(TASK INPUTS)

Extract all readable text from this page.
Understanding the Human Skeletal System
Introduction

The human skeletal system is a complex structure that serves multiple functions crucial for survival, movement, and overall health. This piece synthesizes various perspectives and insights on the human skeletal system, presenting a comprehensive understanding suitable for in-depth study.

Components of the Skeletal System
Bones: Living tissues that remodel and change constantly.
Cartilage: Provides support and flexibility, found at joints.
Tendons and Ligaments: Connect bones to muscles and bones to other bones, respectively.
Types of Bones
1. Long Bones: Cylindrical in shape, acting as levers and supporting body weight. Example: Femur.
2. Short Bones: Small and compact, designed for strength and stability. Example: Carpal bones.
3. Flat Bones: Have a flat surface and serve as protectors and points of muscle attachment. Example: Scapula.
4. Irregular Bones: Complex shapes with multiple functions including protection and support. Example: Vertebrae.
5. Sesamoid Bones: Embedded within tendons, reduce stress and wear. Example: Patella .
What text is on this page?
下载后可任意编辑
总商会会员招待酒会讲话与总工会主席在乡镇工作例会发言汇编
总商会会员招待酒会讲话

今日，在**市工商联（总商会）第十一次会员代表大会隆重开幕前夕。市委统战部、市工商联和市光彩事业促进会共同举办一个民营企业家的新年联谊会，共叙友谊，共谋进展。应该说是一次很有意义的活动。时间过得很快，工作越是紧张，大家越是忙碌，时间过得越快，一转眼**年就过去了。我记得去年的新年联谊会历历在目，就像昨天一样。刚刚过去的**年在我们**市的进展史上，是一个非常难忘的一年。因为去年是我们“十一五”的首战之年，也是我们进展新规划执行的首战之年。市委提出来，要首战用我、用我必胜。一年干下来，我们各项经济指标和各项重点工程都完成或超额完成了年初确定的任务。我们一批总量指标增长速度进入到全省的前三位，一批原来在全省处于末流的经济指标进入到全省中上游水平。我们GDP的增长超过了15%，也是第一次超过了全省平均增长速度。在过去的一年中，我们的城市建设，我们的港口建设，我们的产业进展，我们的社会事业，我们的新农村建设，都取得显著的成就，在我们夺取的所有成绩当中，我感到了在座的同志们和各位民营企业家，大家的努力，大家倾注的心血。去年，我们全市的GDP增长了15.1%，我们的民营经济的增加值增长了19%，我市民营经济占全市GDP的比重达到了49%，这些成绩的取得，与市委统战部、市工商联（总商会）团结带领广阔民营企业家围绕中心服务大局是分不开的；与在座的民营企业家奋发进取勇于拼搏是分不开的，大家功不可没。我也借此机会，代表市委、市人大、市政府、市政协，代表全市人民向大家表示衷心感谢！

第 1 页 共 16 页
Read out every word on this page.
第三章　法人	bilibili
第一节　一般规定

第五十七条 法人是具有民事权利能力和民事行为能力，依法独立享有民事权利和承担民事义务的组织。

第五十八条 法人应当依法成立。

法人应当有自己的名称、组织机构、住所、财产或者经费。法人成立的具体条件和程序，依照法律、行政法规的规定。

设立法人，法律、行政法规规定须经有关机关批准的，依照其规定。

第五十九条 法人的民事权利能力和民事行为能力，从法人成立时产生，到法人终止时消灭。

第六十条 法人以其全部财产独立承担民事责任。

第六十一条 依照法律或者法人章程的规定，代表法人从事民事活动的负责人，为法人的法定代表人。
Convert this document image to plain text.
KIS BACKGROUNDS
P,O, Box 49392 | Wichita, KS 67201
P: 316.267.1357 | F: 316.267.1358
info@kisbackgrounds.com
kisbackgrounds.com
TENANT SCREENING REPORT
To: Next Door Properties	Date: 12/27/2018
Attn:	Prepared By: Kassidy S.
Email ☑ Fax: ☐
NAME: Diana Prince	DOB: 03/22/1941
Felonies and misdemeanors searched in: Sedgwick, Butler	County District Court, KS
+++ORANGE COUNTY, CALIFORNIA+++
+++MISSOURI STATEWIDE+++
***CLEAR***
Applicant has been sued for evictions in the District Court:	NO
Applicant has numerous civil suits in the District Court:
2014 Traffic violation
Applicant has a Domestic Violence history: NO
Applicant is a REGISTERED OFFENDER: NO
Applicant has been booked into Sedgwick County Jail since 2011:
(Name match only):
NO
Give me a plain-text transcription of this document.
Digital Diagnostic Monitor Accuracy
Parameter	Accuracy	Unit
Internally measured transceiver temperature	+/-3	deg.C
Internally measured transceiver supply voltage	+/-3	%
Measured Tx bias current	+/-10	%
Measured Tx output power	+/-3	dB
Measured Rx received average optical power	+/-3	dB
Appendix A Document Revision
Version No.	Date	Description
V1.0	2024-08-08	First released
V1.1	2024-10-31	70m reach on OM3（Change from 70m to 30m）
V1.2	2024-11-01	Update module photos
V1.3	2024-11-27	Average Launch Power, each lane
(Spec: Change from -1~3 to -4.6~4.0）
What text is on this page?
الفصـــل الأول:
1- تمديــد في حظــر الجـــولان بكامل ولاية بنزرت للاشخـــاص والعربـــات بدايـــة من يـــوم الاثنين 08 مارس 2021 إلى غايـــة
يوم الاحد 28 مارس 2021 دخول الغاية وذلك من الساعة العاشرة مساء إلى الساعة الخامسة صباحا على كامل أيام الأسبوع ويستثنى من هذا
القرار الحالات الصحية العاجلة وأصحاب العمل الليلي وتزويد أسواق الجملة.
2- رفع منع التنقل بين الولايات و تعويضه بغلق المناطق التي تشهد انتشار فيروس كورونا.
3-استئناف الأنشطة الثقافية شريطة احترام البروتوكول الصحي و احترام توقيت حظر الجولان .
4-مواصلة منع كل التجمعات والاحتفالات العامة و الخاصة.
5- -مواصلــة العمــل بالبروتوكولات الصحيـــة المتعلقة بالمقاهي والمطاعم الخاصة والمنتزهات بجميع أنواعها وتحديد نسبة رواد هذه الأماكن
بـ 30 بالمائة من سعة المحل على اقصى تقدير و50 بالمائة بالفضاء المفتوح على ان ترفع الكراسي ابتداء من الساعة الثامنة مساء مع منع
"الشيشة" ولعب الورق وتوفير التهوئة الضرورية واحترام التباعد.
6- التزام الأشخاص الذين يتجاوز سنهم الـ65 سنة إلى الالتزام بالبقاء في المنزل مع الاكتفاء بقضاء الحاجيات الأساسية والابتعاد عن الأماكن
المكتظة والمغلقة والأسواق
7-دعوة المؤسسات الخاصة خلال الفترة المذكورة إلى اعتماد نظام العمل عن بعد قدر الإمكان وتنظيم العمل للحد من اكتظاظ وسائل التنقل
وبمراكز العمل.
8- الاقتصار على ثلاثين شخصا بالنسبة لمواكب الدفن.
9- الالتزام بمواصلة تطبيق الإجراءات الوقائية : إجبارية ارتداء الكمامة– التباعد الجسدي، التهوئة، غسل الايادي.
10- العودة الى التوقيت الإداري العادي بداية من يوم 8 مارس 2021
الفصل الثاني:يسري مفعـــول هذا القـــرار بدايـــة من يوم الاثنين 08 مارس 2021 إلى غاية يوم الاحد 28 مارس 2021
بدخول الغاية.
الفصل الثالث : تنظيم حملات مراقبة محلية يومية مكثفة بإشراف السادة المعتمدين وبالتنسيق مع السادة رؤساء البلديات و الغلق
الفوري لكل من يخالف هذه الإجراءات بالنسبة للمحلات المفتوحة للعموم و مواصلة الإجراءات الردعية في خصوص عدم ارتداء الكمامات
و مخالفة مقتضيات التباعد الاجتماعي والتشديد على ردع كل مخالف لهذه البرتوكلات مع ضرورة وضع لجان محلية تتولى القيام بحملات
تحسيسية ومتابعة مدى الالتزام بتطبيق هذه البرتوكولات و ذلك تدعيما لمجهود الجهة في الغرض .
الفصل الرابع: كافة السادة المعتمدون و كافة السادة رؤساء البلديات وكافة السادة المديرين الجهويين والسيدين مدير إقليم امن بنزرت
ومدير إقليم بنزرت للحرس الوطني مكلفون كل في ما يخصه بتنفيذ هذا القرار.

(EXERCISE BRIEF) Scan the listing above and copy all lines containing the word "محلية".

(TASK ANSWER)
الفصل الثالث : تنظيم حملات مراقبة محلية يومية مكثفة بإشراف السادة المعتمدين وبالتنسيق مع السادة رؤساء البلديات و الغلق
و مخالفة مقتضيات التباعد الاجتماعي والتشديد على ردع كل مخالف لهذه البرتوكلات مع ضرورة وضع لجان محلية تتولى القيام بحملات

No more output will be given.